**Aim of the task**
Reproduce the material in full, unchanged.

>> START Data excerpts

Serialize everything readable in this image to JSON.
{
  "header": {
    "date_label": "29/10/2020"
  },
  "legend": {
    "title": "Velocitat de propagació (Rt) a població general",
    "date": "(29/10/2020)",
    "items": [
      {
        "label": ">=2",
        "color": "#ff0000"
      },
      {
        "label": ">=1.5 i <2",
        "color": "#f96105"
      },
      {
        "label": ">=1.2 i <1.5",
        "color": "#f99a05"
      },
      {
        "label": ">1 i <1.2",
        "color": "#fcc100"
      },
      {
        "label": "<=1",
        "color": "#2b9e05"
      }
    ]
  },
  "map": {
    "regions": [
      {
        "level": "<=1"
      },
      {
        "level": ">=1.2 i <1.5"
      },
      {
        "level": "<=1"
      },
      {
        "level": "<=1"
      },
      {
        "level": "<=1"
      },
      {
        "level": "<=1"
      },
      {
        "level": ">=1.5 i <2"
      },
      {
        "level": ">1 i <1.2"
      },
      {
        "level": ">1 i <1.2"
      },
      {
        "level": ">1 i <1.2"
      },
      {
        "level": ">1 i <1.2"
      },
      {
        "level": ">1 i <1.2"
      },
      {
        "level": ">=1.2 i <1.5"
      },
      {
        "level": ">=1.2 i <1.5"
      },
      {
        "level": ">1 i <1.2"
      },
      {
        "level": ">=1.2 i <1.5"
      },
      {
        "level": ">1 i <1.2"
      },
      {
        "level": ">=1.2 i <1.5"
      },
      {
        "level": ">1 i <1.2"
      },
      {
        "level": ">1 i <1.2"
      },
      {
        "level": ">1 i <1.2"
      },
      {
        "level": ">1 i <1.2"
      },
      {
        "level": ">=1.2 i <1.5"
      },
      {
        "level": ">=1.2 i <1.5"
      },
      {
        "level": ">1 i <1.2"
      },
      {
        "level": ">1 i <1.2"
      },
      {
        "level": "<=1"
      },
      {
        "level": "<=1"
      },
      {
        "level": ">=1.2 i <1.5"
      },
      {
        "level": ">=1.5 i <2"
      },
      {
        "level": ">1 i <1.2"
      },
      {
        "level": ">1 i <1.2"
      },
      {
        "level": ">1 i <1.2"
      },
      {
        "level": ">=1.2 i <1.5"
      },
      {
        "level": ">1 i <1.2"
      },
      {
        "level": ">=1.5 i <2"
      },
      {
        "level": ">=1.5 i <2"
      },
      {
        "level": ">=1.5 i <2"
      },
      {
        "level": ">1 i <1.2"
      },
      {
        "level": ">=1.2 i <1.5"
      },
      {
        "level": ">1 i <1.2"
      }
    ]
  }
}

>> END Data excerpts

**Written response**
Serialize everything readable in this image to JSON.
{
  "header": {
    "date_label": "29/10/2020"
  },
  "legend": {
    "title": "Velocitat de propagació (Rt) a població general",
    "date": "(29/10/2020)",
    "items": [
      {
        "label": ">=2",
        "color": "#ff0000"
      },
      {
        "label": ">=1.5 i <2",
        "color": "#f96105"
      },
      {
        "label": ">=1.2 i <1.5",
        "color": "#f99a05"
      },
      {
        "label": ">1 i <1.2",
        "color": "#fcc100"
      },
      {
        "label": "<=1",
        "color": "#2b9e05"
      }
    ]
  },
  "map": {
    "regions": [
      {
        "level": "<=1"
      },
      {
        "level": ">=1.2 i <1.5"
      },
      {
        "level": "<=1"
      },
      {
        "level": "<=1"
      },
      {
        "level": "<=1"
      },
      {
        "level": "<=1"
      },
      {
        "level": ">=1.5 i <2"
      },
      {
        "level": ">1 i <1.2"
      },
      {
        "level": ">1 i <1.2"
      },
      {
        "level": ">1 i <1.2"
      },
      {
        "level": ">1 i <1.2"
      },
      {
        "level": ">1 i <1.2"
      },
      {
        "level": ">=1.2 i <1.5"
      },
      {
        "level": ">=1.2 i <1.5"
      },
      {
        "level": ">1 i <1.2"
      },
      {
        "level": ">=1.2 i <1.5"
      },
      {
        "level": ">1 i <1.2"
      },
      {
        "level": ">=1.2 i <1.5"
      },
      {
        "level": ">1 i <1.2"
      },
      {
        "level": ">1 i <1.2"
      },
      {
        "level": ">1 i <1.2"
      },
      {
        "level": ">1 i <1.2"
      },
      {
        "level": ">=1.2 i <1.5"
      },
      {
        "level": ">=1.2 i <1.5"
      },
      {
        "level": ">1 i <1.2"
      },
      {
        "level": ">1 i <1.2"
      },
      {
        "level": "<=1"
      },
      {
        "level": "<=1"
      },
      {
        "level": ">=1.2 i <1.5"
      },
      {
        "level": ">=1.5 i <2"
      },
      {
        "level": ">1 i <1.2"
      },
      {
        "level": ">1 i <1.2"
      },
      {
        "level": ">1 i <1.2"
      },
      {
        "level": ">=1.2 i <1.5"
      },
      {
        "level": ">1 i <1.2"
      },
      {
        "level": ">=1.5 i <2"
      },
      {
        "level": ">=1.5 i <2"
      },
      {
        "level": ">=1.5 i <2"
      },
      {
        "level": ">1 i <1.2"
      },
      {
        "level": ">=1.2 i <1.5"
      },
      {
        "level": ">1 i <1.2"
      }
    ]
  }
}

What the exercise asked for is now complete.